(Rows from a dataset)

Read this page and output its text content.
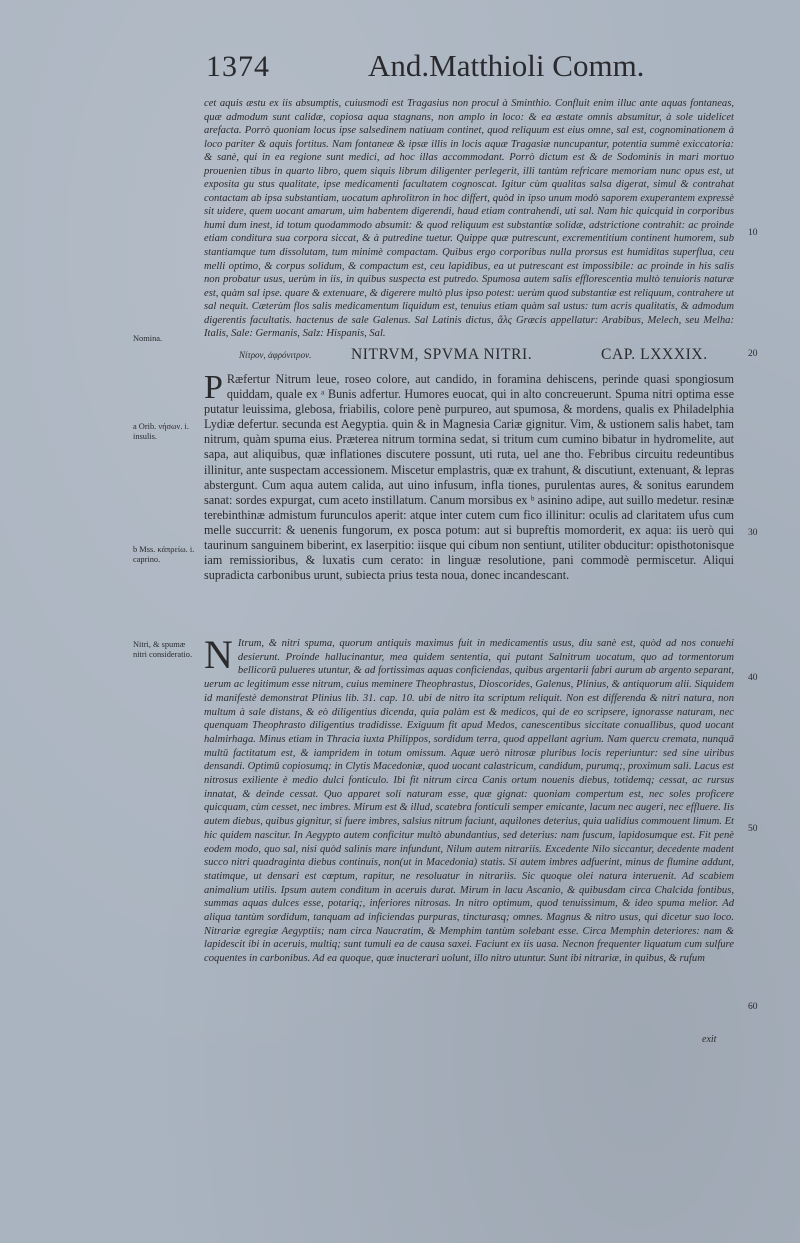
1374	And.Matthioli Comm.
cet aquis æstu ex iis absumptis, cuiusmodi est Tragasius non procul à Sminthio. Confluit enim illuc ante aquas fontaneas, quæ admodum sunt calidæ, copiosa aqua stagnans, non amplo in loco: & ea æstate omnis absumitur, à sole uidelicet arefacta. Porrò quoniam locus ipse salsedinem natiuam continet, quod reliquum est eius omne, sal est, cognominationem à loco pariter & aquis fortitus. Nam fontaneæ & ipsæ illis in locis aquæ Tragasiæ nuncupantur, potentia summè exiccatoria: & sanè, qui in ea regione sunt medici, ad hoc illas accommodant. Porrò dictum est & de Sodominis in mari mortuo prouenien tibus in quarto libro, quem siquis librum diligenter perlegerit, illi tantùm refricare memoriam nunc opus est, ut exposita gu stus qualitate, ipse medicamenti facultatem cognoscat. Igitur cùm qualitas salsa digerat, simul & contrahat contactam ab ipsa substantiam, uocatum aphrolitron in hoc differt, quòd in ipso unum modò saporem exuperantem expressè sit uidere, quem uocant amarum, uim habentem digerendi, haud etiam contrahendi, uti sal. Nam hic quicquid in corporibus humi dum inest, id totum quodammodo absumit: & quod reliquum est substantiæ solidæ, adstrictione contrahit: ac proinde etiam conditura sua corpora siccat, & à putredine tuetur. Quippe quæ putrescunt, excrementitium continent humorem, sub stantiamque tum dissolutam, tum minimè compactam. Quibus ergo corporibus nulla prorsus est humiditas superflua, ceu melli optimo, & corpus solidum, & compactum est, ceu lapidibus, ea ut putrescant est impossibile: ac proinde in his salis non probatur usus, uerùm in iis, in quibus suspecta est putredo. Spumosa autem salis efflorescentia multò tenuioris naturæ est, quàm sal ipse. quare & extenuare, & digerere multò plus ipso potest: uerùm quod substantiæ est reliquum, contrahere ut sal nequit. Cæterùm flos salis medicamentum liquidum est, tenuius etiam quàm sal ustus: tum acris qualitatis, & admodum digerentis facultatis. hactenus de sale Galenus. Sal Latinis dictus, ἅλς Græcis appellatur: Arabibus, Melech, seu Melha: Italis, Sale: Germanis, Salz: Hispanis, Sal.
Nomina.
Νίτρον, ἀφρόνιτρον.	NITRVM, SPVMA NITRI.	CAP. LXXXIX.
P Ræfertur Nitrum leue, roseo colore, aut candido, in foramina dehiscens, perinde quasi spongiosum quiddam, quale ex ᵃ Bunis adfertur. Humores euocat, qui in alto concreuerunt. Spuma nitri optima esse putatur leuissima, glebosa, friabilis, colore penè purpureo, aut spumosa, & mordens, qualis ex Philadelphia Lydiæ defertur. secunda est Aegyptia. quin & in Magnesia Cariæ gignitur. Vim, & ustionem salis habet, tam nitrum, quàm spuma eius. Præterea nitrum tormina sedat, si tritum cum cumino bibatur in hydromelite, aut sapa, aut aliquibus, quæ inflationes discutere possunt, uti ruta, uel ane tho. Febribus circuitu redeuntibus illinitur, ante suspectam accessionem. Miscetur emplastris, quæ ex trahunt, & discutiunt, extenuant, & lepras abstergunt. Cum aqua autem calida, aut uino infusum, infla tiones, purulentas aures, & sonitus earundem sanat: sordes expurgat, cum aceto instillatum. Canum morsibus ex ᵇ asinino adipe, aut suillo medetur. resinæ terebinthinæ admistum furunculos aperit: atque inter cutem cum fico illinitur: oculis ad claritatem ufus cum melle succurrit: & uenenis fungorum, ex posca potum: aut si bupreftis momorderit, ex aqua: iis uerò qui taurinum sanguinem biberint, ex laserpitio: iisque qui cibum non sentiunt, utiliter obducitur: opisthotonisque iam remissioribus, & luxatis cum cerato: in linguæ resolutione, pani commodè permiscetur. Aliqui supradicta carbonibus urunt, subiecta prius testa noua, donec incandescant.
a Orib. νήσων. i. insulis.
b Mss. κάπρείω. i. caprino.
N Itrum, & nitri spuma, quorum antiquis maximus fuit in medicamentis usus, diu sanè est, quòd ad nos conuehi desierunt. Proinde hallucinantur, mea quidem sententia, qui putant Salnitrum uocatum, quo ad tormentorum bellicorū pulueres utuntur, & ad fortissimas aquas conficiendas, quibus argentarii fabri aurum ab argento separant, uerum ac legitimum esse nitrum, cuius meminere Theophrastus, Dioscorides, Galenus, Plinius, & antiquorum alii. Siquidem id manifestè demonstrat Plinius lib. 31. cap. 10. ubi de nitro ita scriptum reliquit. Non est differenda & nitri natura, non multum à sale distans, & eò diligentius dicenda, quia palàm est & medicos, qui de eo scripsere, ignorasse naturam, nec quenquam Theophrasto diligentius tradidisse. Exiguum fit apud Medos, canescentibus siccitate conuallibus, quod uocant halmirhaga. Minus etiam in Thracia iuxta Philippos, sordidum terra, quod appellant agrium. Nam quercu cremata, nunquā multū factitatum est, & iampridem in totum omissum. Aquæ uerò nitrosæ pluribus locis reperiuntur: sed sine uiribus densandi. Optimū copiosumq; in Clytis Macedoniæ, quod uocant calastricum, candidum, purumq;, proximum sali. Lacus est nitrosus exiliente è medio dulci fonticulo. Ibi fit nitrum circa Canis ortum nouenis diebus, totidemq; cessat, ac rursus innatat, & deinde cessat. Quo apparet soli naturam esse, quæ gignat: quoniam compertum est, nec soles proficere quicquam, cùm cesset, nec imbres. Mirum est & illud, scatebra fonticuli semper emicante, lacum nec augeri, nec effluere. Iis autem diebus, quibus gignitur, si fuere imbres, salsius nitrum faciunt, aquilones deterius, quia ualidius commouent limum. Et hic quidem nascitur. In Aegypto autem conficitur multò abundantius, sed deterius: nam fuscum, lapidosumque est. Fit penè eodem modo, quo sal, nisi quòd salinis mare infundunt, Nilum autem nitrariis. Excedente Nilo siccantur, decedente madent succo nitri quadraginta diebus continuis, non(ut in Macedonia) statis. Si autem imbres adfuerint, minus de flumine addunt, statimque, ut densari est cœptum, rapitur, ne resoluatur in nitrariis. Sic quoque olei natura interuenit. Ad scabiem animalium utilis. Ipsum autem conditum in aceruis durat. Mirum in lacu Ascanio, & quibusdam circa Chalcida fontibus, summas aquas dulces esse, potariq;, inferiores nitrosas. In nitro optimum, quod tenuissimum, & ideo spuma melior. Ad aliqua tantùm sordidum, tanquam ad inficiendas purpuras, tincturasq; omnes. Magnus & nitro usus, qui dicetur suo loco. Nitrariæ egregiæ Aegyptiis; nam circa Naucratim, & Memphim tantùm solebant esse. Circa Memphin deteriores: nam & lapidescit ibi in aceruis, multiq; sunt tumuli ea de causa saxei. Faciunt ex iis uasa. Necnon frequenter liquatum cum sulfure coquentes in carbonibus. Ad ea quoque, quæ inucterari uolunt, illo nitro utuntur. Sunt ibi nitrariæ, in quibus, & rufum
Nitri, & spumæ nitri consideratio.
10
20
30
40
50
60
exit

Direction >>
In your copy of the listing above, reproduce each line exactly and omit all pictures.

Problem solution >>
Read this page and output its text content.
1374	And.Matthioli Comm.
cet aquis æstu ex iis absumptis, cuiusmodi est Tragasius non procul à Sminthio. Confluit enim illuc ante aquas fontaneas, quæ admodum sunt calidæ, copiosa aqua stagnans, non amplo in loco: & ea æstate omnis absumitur, à sole uidelicet arefacta. Porrò quoniam locus ipse salsedinem natiuam continet, quod reliquum est eius omne, sal est, cognominationem à loco pariter & aquis fortitus. Nam fontaneæ & ipsæ illis in locis aquæ Tragasiæ nuncupantur, potentia summè exiccatoria: & sanè, qui in ea regione sunt medici, ad hoc illas accommodant. Porrò dictum est & de Sodominis in mari mortuo prouenien tibus in quarto libro, quem siquis librum diligenter perlegerit, illi tantùm refricare memoriam nunc opus est, ut exposita gu stus qualitate, ipse medicamenti facultatem cognoscat. Igitur cùm qualitas salsa digerat, simul & contrahat contactam ab ipsa substantiam, uocatum aphrolitron in hoc differt, quòd in ipso unum modò saporem exuperantem expressè sit uidere, quem uocant amarum, uim habentem digerendi, haud etiam contrahendi, uti sal. Nam hic quicquid in corporibus humi dum inest, id totum quodammodo absumit: & quod reliquum est substantiæ solidæ, adstrictione contrahit: ac proinde etiam conditura sua corpora siccat, & à putredine tuetur. Quippe quæ putrescunt, excrementitium continent humorem, sub stantiamque tum dissolutam, tum minimè compactam. Quibus ergo corporibus nulla prorsus est humiditas superflua, ceu melli optimo, & corpus solidum, & compactum est, ceu lapidibus, ea ut putrescant est impossibile: ac proinde in his salis non probatur usus, uerùm in iis, in quibus suspecta est putredo. Spumosa autem salis efflorescentia multò tenuioris naturæ est, quàm sal ipse. quare & extenuare, & digerere multò plus ipso potest: uerùm quod substantiæ est reliquum, contrahere ut sal nequit. Cæterùm flos salis medicamentum liquidum est, tenuius etiam quàm sal ustus: tum acris qualitatis, & admodum digerentis facultatis. hactenus de sale Galenus. Sal Latinis dictus, ἅλς Græcis appellatur: Arabibus, Melech, seu Melha: Italis, Sale: Germanis, Salz: Hispanis, Sal.
Nomina.
Νίτρον, ἀφρόνιτρον.	NITRVM, SPVMA NITRI.	CAP. LXXXIX.
P Ræfertur Nitrum leue, roseo colore, aut candido, in foramina dehiscens, perinde quasi spongiosum quiddam, quale ex ᵃ Bunis adfertur. Humores euocat, qui in alto concreuerunt. Spuma nitri optima esse putatur leuissima, glebosa, friabilis, colore penè purpureo, aut spumosa, & mordens, qualis ex Philadelphia Lydiæ defertur. secunda est Aegyptia. quin & in Magnesia Cariæ gignitur. Vim, & ustionem salis habet, tam nitrum, quàm spuma eius. Præterea nitrum tormina sedat, si tritum cum cumino bibatur in hydromelite, aut sapa, aut aliquibus, quæ inflationes discutere possunt, uti ruta, uel ane tho. Febribus circuitu redeuntibus illinitur, ante suspectam accessionem. Miscetur emplastris, quæ ex trahunt, & discutiunt, extenuant, & lepras abstergunt. Cum aqua autem calida, aut uino infusum, infla tiones, purulentas aures, & sonitus earundem sanat: sordes expurgat, cum aceto instillatum. Canum morsibus ex ᵇ asinino adipe, aut suillo medetur. resinæ terebinthinæ admistum furunculos aperit: atque inter cutem cum fico illinitur: oculis ad claritatem ufus cum melle succurrit: & uenenis fungorum, ex posca potum: aut si bupreftis momorderit, ex aqua: iis uerò qui taurinum sanguinem biberint, ex laserpitio: iisque qui cibum non sentiunt, utiliter obducitur: opisthotonisque iam remissioribus, & luxatis cum cerato: in linguæ resolutione, pani commodè permiscetur. Aliqui supradicta carbonibus urunt, subiecta prius testa noua, donec incandescant.
a Orib. νήσων. i. insulis.
b Mss. κάπρείω. i. caprino.
N Itrum, & nitri spuma, quorum antiquis maximus fuit in medicamentis usus, diu sanè est, quòd ad nos conuehi desierunt. Proinde hallucinantur, mea quidem sententia, qui putant Salnitrum uocatum, quo ad tormentorum bellicorū pulueres utuntur, & ad fortissimas aquas conficiendas, quibus argentarii fabri aurum ab argento separant, uerum ac legitimum esse nitrum, cuius meminere Theophrastus, Dioscorides, Galenus, Plinius, & antiquorum alii. Siquidem id manifestè demonstrat Plinius lib. 31. cap. 10. ubi de nitro ita scriptum reliquit. Non est differenda & nitri natura, non multum à sale distans, & eò diligentius dicenda, quia palàm est & medicos, qui de eo scripsere, ignorasse naturam, nec quenquam Theophrasto diligentius tradidisse. Exiguum fit apud Medos, canescentibus siccitate conuallibus, quod uocant halmirhaga. Minus etiam in Thracia iuxta Philippos, sordidum terra, quod appellant agrium. Nam quercu cremata, nunquā multū factitatum est, & iampridem in totum omissum. Aquæ uerò nitrosæ pluribus locis reperiuntur: sed sine uiribus densandi. Optimū copiosumq; in Clytis Macedoniæ, quod uocant calastricum, candidum, purumq;, proximum sali. Lacus est nitrosus exiliente è medio dulci fonticulo. Ibi fit nitrum circa Canis ortum nouenis diebus, totidemq; cessat, ac rursus innatat, & deinde cessat. Quo apparet soli naturam esse, quæ gignat: quoniam compertum est, nec soles proficere quicquam, cùm cesset, nec imbres. Mirum est & illud, scatebra fonticuli semper emicante, lacum nec augeri, nec effluere. Iis autem diebus, quibus gignitur, si fuere imbres, salsius nitrum faciunt, aquilones deterius, quia ualidius commouent limum. Et hic quidem nascitur. In Aegypto autem conficitur multò abundantius, sed deterius: nam fuscum, lapidosumque est. Fit penè eodem modo, quo sal, nisi quòd salinis mare infundunt, Nilum autem nitrariis. Excedente Nilo siccantur, decedente madent succo nitri quadraginta diebus continuis, non(ut in Macedonia) statis. Si autem imbres adfuerint, minus de flumine addunt, statimque, ut densari est cœptum, rapitur, ne resoluatur in nitrariis. Sic quoque olei natura interuenit. Ad scabiem animalium utilis. Ipsum autem conditum in aceruis durat. Mirum in lacu Ascanio, & quibusdam circa Chalcida fontibus, summas aquas dulces esse, potariq;, inferiores nitrosas. In nitro optimum, quod tenuissimum, & ideo spuma melior. Ad aliqua tantùm sordidum, tanquam ad inficiendas purpuras, tincturasq; omnes. Magnus & nitro usus, qui dicetur suo loco. Nitrariæ egregiæ Aegyptiis; nam circa Naucratim, & Memphim tantùm solebant esse. Circa Memphin deteriores: nam & lapidescit ibi in aceruis, multiq; sunt tumuli ea de causa saxei. Faciunt ex iis uasa. Necnon frequenter liquatum cum sulfure coquentes in carbonibus. Ad ea quoque, quæ inucterari uolunt, illo nitro utuntur. Sunt ibi nitrariæ, in quibus, & rufum
Nitri, & spumæ nitri consideratio.
10
20
30
40
50
60
exit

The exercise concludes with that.